(Stored data entries)

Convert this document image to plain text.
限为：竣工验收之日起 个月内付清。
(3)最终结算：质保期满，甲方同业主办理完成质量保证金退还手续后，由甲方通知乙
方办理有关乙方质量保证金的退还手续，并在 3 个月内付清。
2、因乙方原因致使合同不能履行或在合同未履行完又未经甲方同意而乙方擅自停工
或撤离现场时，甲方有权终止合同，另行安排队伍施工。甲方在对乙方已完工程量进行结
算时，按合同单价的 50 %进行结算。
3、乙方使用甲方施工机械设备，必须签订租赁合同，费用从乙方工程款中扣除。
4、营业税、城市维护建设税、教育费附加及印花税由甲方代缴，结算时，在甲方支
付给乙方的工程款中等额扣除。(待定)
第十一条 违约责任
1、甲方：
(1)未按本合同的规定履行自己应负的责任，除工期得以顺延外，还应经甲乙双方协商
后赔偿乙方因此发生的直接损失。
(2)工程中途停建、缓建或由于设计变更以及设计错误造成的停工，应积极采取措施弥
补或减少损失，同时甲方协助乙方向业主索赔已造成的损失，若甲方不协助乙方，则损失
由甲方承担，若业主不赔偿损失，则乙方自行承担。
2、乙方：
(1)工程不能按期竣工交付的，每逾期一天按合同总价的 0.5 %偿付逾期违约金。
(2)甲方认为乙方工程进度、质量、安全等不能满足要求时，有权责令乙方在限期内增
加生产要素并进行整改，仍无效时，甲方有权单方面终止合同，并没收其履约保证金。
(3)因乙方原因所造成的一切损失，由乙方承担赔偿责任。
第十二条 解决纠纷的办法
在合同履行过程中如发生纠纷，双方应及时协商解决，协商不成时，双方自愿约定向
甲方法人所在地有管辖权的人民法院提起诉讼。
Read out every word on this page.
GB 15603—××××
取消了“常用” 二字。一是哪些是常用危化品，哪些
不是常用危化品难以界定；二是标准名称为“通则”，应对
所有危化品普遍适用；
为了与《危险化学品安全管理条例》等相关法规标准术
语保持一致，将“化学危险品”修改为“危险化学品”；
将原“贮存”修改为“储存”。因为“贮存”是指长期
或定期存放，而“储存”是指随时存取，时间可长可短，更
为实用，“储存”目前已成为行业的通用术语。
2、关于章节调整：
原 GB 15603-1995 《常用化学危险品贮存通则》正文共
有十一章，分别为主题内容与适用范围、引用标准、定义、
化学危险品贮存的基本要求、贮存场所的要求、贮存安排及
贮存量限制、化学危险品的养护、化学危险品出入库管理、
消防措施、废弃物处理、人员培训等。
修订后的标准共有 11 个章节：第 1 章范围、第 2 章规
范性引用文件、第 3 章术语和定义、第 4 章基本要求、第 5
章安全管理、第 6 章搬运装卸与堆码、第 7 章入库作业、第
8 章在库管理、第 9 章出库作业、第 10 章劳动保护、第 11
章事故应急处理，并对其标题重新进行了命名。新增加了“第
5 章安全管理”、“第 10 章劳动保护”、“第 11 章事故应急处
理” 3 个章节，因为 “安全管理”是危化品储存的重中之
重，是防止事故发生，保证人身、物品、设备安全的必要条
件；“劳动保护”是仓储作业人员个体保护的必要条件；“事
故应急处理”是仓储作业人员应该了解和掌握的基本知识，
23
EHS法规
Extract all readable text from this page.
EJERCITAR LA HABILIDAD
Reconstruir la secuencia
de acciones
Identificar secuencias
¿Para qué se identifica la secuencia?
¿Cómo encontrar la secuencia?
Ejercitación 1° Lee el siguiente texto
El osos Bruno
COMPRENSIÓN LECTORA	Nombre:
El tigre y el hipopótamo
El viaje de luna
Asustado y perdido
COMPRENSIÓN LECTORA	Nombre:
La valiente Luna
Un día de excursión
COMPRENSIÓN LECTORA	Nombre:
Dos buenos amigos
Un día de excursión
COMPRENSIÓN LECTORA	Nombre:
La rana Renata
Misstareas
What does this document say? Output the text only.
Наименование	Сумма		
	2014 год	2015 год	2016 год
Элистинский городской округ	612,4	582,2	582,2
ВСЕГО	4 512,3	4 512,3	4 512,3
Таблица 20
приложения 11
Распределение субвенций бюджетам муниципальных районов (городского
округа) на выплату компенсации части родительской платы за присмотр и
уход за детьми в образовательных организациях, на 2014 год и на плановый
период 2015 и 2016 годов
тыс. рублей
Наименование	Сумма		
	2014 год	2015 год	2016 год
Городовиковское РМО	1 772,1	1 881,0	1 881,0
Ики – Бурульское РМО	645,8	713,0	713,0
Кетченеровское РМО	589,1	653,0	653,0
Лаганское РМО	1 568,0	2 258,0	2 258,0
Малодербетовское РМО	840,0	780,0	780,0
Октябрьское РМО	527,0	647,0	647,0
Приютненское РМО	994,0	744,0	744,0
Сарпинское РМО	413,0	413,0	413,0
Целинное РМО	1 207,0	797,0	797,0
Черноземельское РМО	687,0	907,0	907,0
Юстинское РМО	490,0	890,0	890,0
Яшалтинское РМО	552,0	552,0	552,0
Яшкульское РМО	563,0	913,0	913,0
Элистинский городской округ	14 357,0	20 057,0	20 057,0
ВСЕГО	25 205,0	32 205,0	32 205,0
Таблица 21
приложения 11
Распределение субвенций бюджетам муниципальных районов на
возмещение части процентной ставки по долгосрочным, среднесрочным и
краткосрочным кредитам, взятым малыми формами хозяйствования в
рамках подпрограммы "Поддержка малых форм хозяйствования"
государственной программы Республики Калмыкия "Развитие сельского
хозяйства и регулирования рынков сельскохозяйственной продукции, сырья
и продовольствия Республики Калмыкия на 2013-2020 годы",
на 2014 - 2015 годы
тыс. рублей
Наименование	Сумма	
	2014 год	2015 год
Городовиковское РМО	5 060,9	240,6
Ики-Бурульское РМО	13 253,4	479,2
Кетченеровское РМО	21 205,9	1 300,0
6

▶ _Work to be completed_
Identify every line holding the word "Городовиковское" and copy it out.

▶ _Result of the exercise_
Городовиковское РМО	1 772,1	1 881,0	1 881,0
Городовиковское РМО	5 060,9	240,6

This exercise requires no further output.